What you will do
Note how many lines in the entries contain the string "hành", then give that number and nothing else.

Input data
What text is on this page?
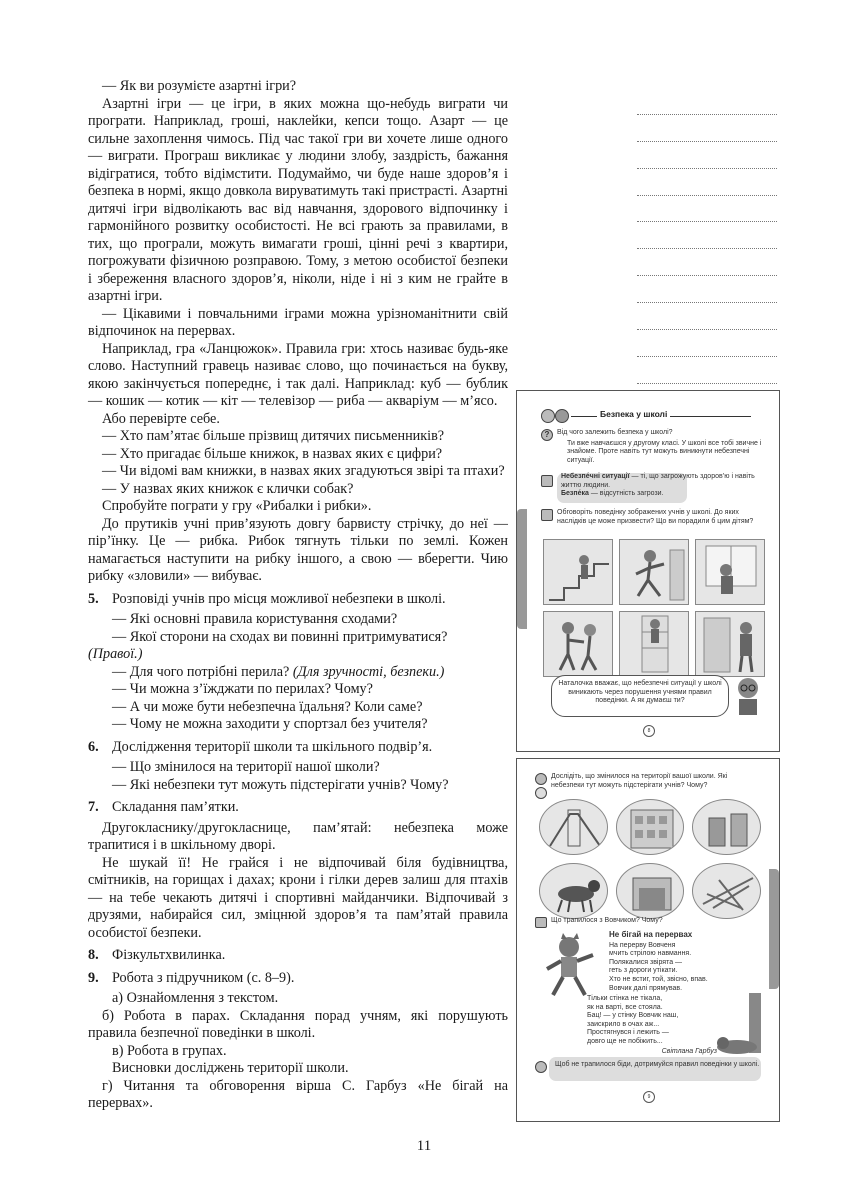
— Як ви розумієте азартні ігри?

Азартні ігри — це ігри, в яких можна що-небудь виграти чи програти. Наприклад, гроші, наклейки, кепси тощо. Азарт — це сильне захоплення чимось. Під час такої гри ви хочете лише одного — виграти. Програш викликає у людини злобу, заздрість, бажання відігратися, тобто відімстити. Подумаймо, чи буде наше здоров’я і безпека в нормі, якщо довкола вируватимуть такі пристрасті. Азартні дитячі ігри відволікають вас від навчання, здорового відпочинку і гармонійного розвитку особистості. Не всі грають за правилами, в тих, що програли, можуть вимагати гроші, цінні речі з квартири, погрожувати фізичною розправою. Тому, з метою особистої безпеки і збереження власного здоров’я, ніколи, ніде і ні з ким не грайте в азартні ігри.

— Цікавими і повчальними іграми можна урізноманітнити свій відпочинок на перервах.

Наприклад, гра «Ланцюжок». Правила гри: хтось називає будь-яке слово. Наступний гравець називає слово, що починається на букву, якою закінчується попереднє, і так далі. Наприклад: куб — бублик — кошик — котик — кіт — телевізор — риба — акваріум — м’ясо.

Або перевірте себе.

— Хто пам’ятає більше прізвищ дитячих письменників?

— Хто пригадає більше книжок, в назвах яких є цифри?

— Чи відомі вам книжки, в назвах яких згадуються звірі та птахи?

— У назвах яких книжок є клички собак?

Спробуйте пограти у гру «Рибалки і рибки».

До прутиків учні прив’язують довгу барвисту стрічку, до неї — пір’їнку. Це — рибка. Рибок тягнуть тільки по землі. Кожен намагається наступити на рибку іншого, а свою — вберегти. Чию рибку «зловили» — вибуває.

5. Розповіді учнів про місця можливої небезпеки в школі.

— Які основні правила користування сходами?

— Якої сторони на сходах ви повинні притримуватися?

(Правої.)

— Для чого потрібні перила? (Для зручності, безпеки.)

— Чи можна з’їжджати по перилах? Чому?

— А чи може бути небезпечна їдальня? Коли саме?

— Чому не можна заходити у спортзал без учителя?

6. Дослідження території школи та шкільного подвір’я.

— Що змінилося на території нашої школи?

— Які небезпеки тут можуть підстерігати учнів? Чому?

7. Складання пам’ятки.

Другокласнику/другокласнице, пам’ятай: небезпека може трапитися і в шкільному дворі.

Не шукай її! Не грайся і не відпочивай біля будівництва, смітників, на горищах і дахах; крони і гілки дерев залиш для птахів — на тебе чекають дитячі і спортивні майданчики. Відпочивай з друзями, набирайся сил, зміцнюй здоров’я та пам’ятай правила особистої безпеки.

8. Фізкультхвилинка.

9. Робота з підручником (с. 8–9).

а) Ознайомлення з текстом.

б) Робота в парах. Складання порад учням, які порушують правила безпечної поведінки в школі.

в) Робота в групах.

Висновки досліджень території школи.

г) Читання та обговорення вірша С. Гарбуз «Не бігай на перервах».

Безпека у школі
?	Від чого залежить безпека у школі?
Ти вже навчаєшся у другому класі. У школі все тобі звичне і знайоме. Проте навіть тут можуть виникнути небезпечні ситуації.
Небезпе́чні ситуації — ті, що загрожують здоров’ю і навіть життю людини.
Безпе́ка — відсутність загрози.
Обговоріть поведінку зображених учнів у школі. До яких наслідків це може призвести? Що ви порадили б цим дітям?
Наталочка вважає, що небезпечні ситуації у школі виникають через порушення учнями правил поведінки. А як думаєш ти?
8
Дослідіть, що змінилося на території вашої школи. Які небезпеки тут можуть підстерігати учнів? Чому?
Що трапилося з Вовчиком? Чому?
Не бігай на перервах
На перерву Вовченя
мчить стрілою навмання.
Полякалися звірята —
геть з дороги утікати.
Хто не встиг, той, звісно, впав.
Вовчик далі прямував.
Тільки стінка не тікала,
як на варті, все стояла.
Бац! — у стінку Вовчик наш,
заискрило в очах аж...
Простягнувся і лежить —
довго ще не побіжить...
Світлана Гарбуз
Щоб не трапилося біди, дотримуйся правил поведінки у школі.
9
11
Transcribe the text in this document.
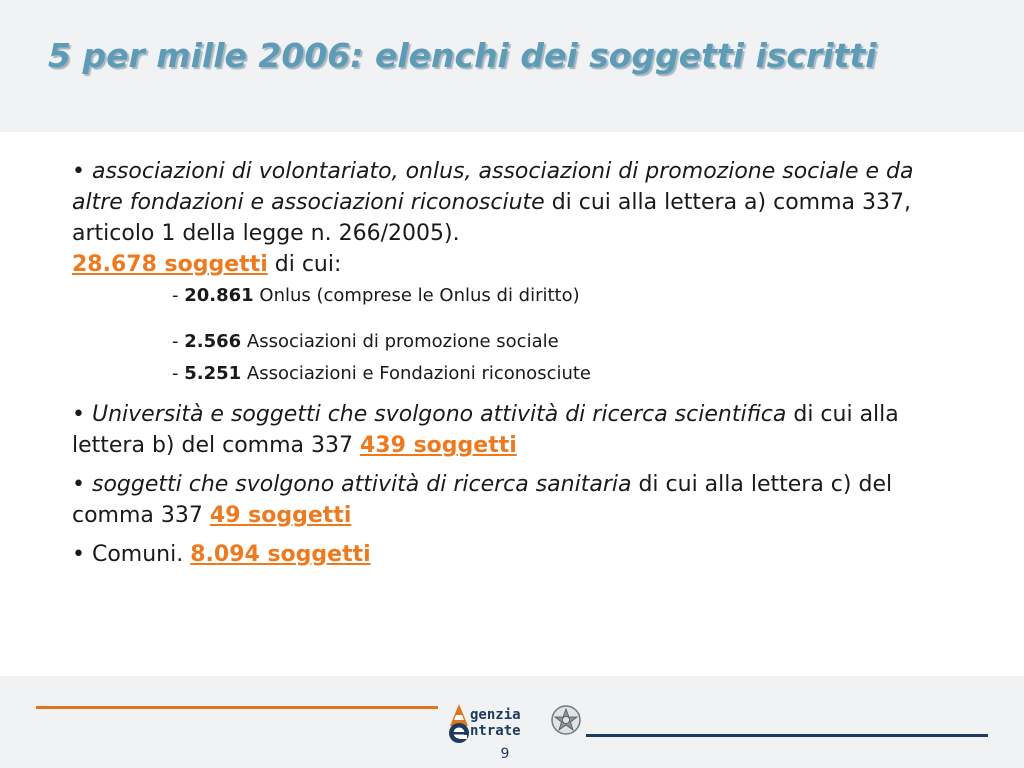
5 per mille 2006: elenchi dei soggetti iscritti

• associazioni di volontariato, onlus, associazioni di promozione sociale e da altre fondazioni e associazioni riconosciute di cui alla lettera a) comma 337, articolo 1 della legge n. 266/2005).
28.678 soggetti di cui:

- 20.861 Onlus (comprese le Onlus di diritto)

- 2.566 Associazioni di promozione sociale

- 5.251 Associazioni e Fondazioni riconosciute

• Università e soggetti che svolgono attività di ricerca scientifica di cui alla lettera b) del comma 337 439 soggetti

• soggetti che svolgono attività di ricerca sanitaria di cui alla lettera c) del comma 337 49 soggetti

• Comuni. 8.094 soggetti

genzia
ntrate
9
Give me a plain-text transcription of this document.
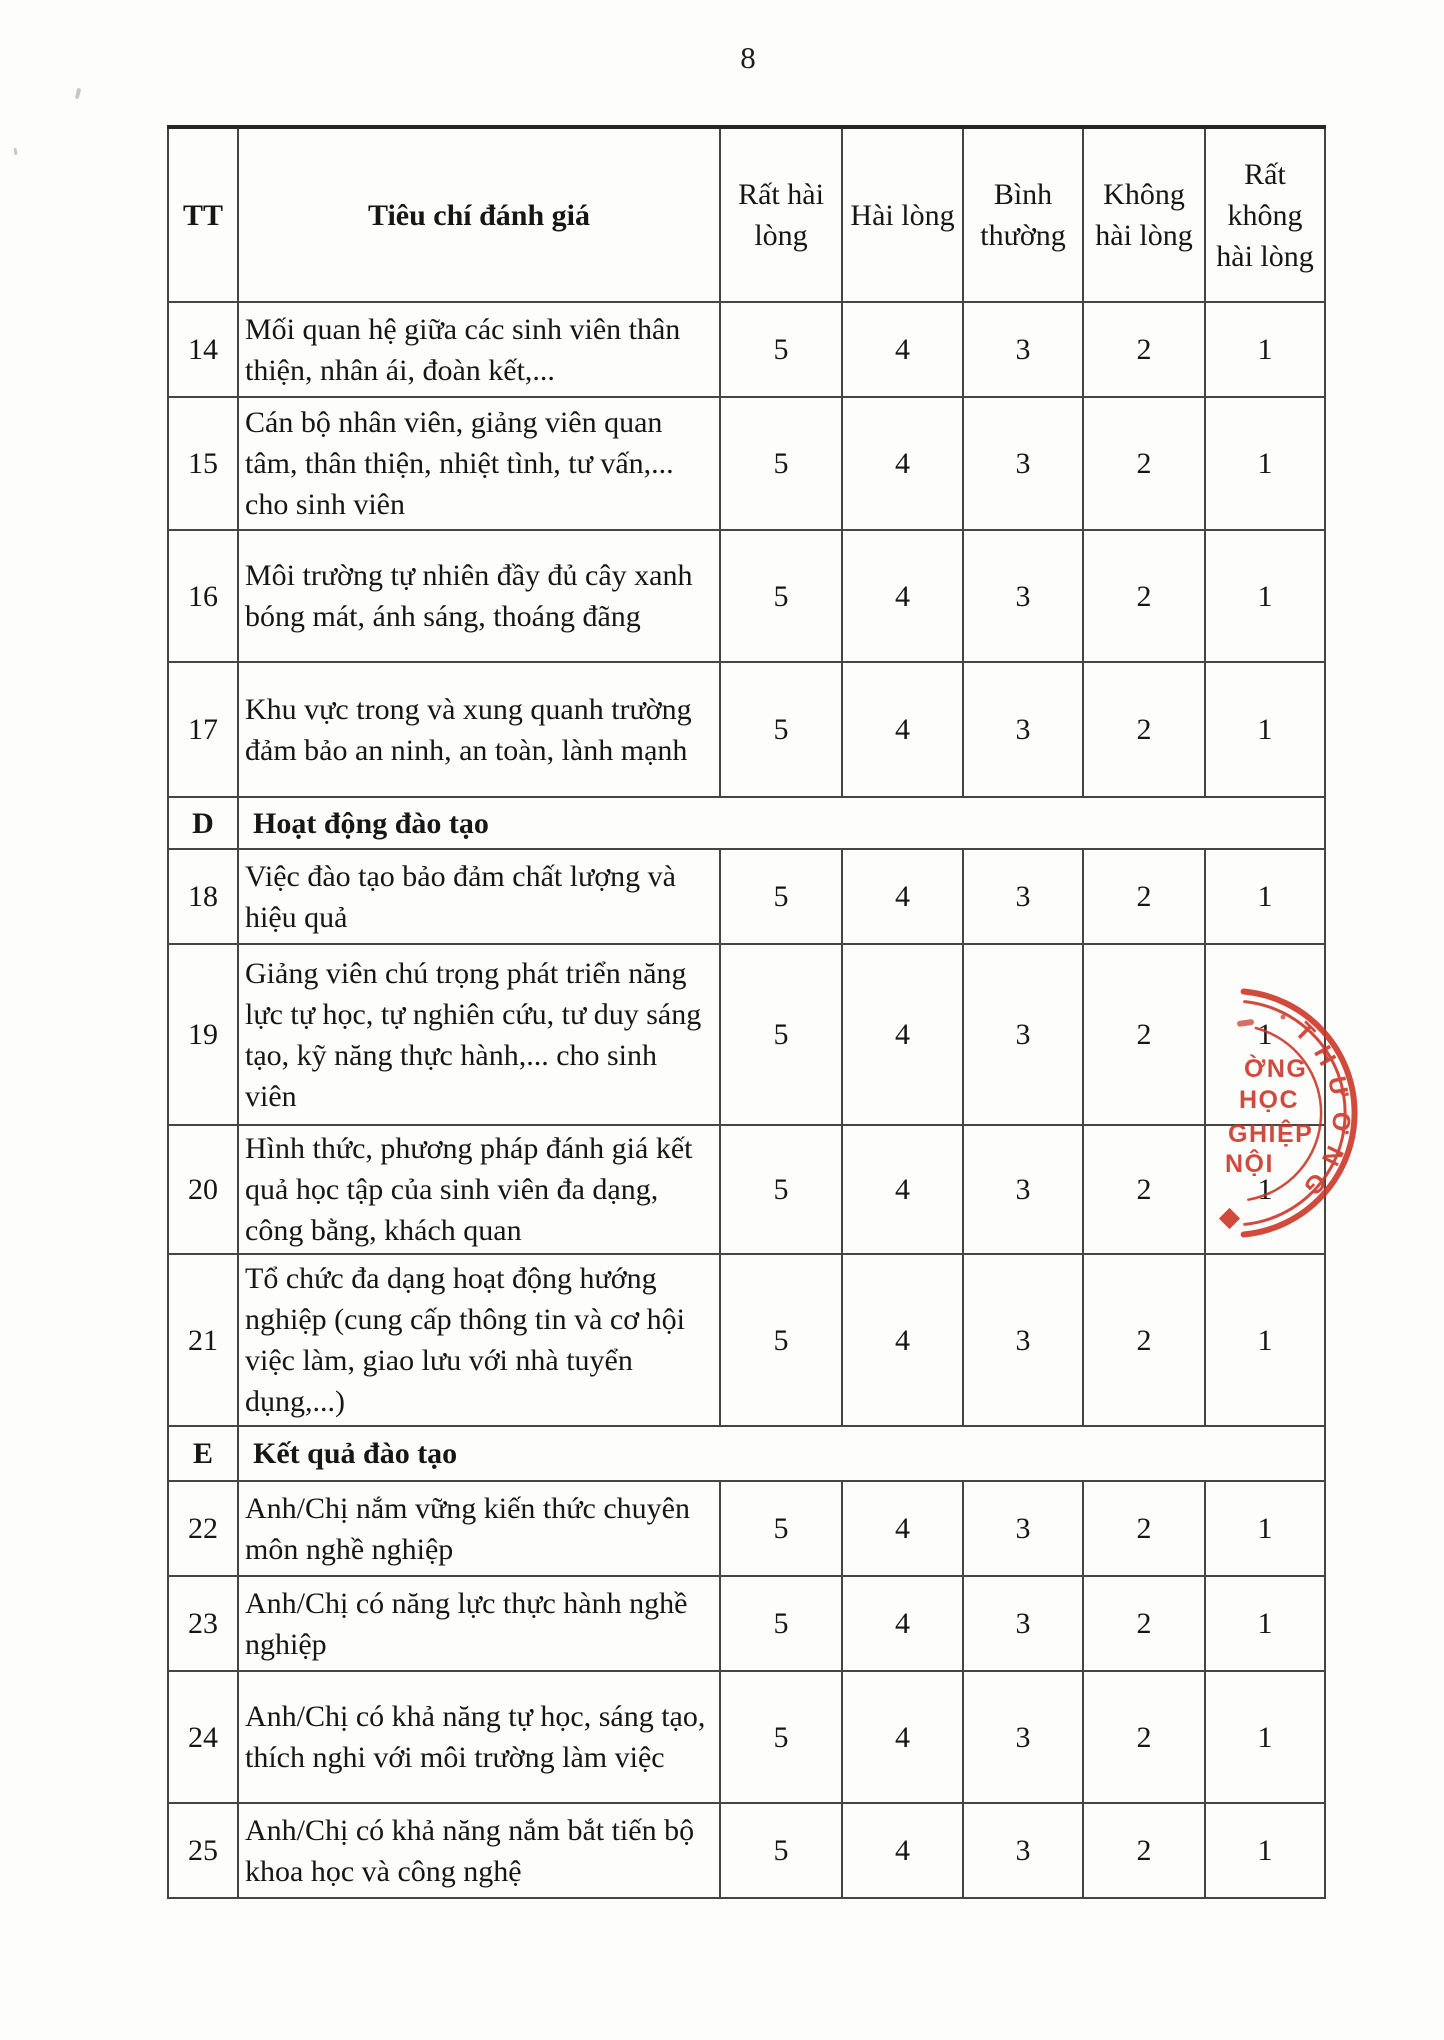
8
TT	Tiêu chí đánh giá	Rất hài lòng	Hài lòng	Bình thường	Không hài lòng	Rất không hài lòng
14	Mối quan hệ giữa các sinh viên thân thiện, nhân ái, đoàn kết,...	5	4	3	2	1
15	Cán bộ nhân viên, giảng viên quan tâm, thân thiện, nhiệt tình, tư vấn,... cho sinh viên	5	4	3	2	1
16	Môi trường tự nhiên đầy đủ cây xanh bóng mát, ánh sáng, thoáng đãng	5	4	3	2	1
17	Khu vực trong và xung quanh trường đảm bảo an ninh, an toàn, lành mạnh	5	4	3	2	1
D	Hoạt động đào tạo					
18	Việc đào tạo bảo đảm chất lượng và hiệu quả	5	4	3	2	1
19	Giảng viên chú trọng phát triển năng lực tự học, tự nghiên cứu, tư duy sáng tạo, kỹ năng thực hành,... cho sinh viên	5	4	3	2	1
20	Hình thức, phương pháp đánh giá kết quả học tập của sinh viên đa dạng, công bằng, khách quan	5	4	3	2	1
21	Tổ chức đa dạng hoạt động hướng nghiệp (cung cấp thông tin và cơ hội việc làm, giao lưu với nhà tuyển dụng,...)	5	4	3	2	1
E	Kết quả đào tạo					
22	Anh/Chị nắm vững kiến thức chuyên môn nghề nghiệp	5	4	3	2	1
23	Anh/Chị có năng lực thực hành nghề nghiệp	5	4	3	2	1
24	Anh/Chị có khả năng tự học, sáng tạo, thích nghi với môi trường làm việc	5	4	3	2	1
25	Anh/Chị có khả năng nắm bắt tiến bộ khoa học và công nghệ	5	4	3	2	1
THƯƠNG
ỜNG
HỌC
GHIỆP
NỘI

Written reply
2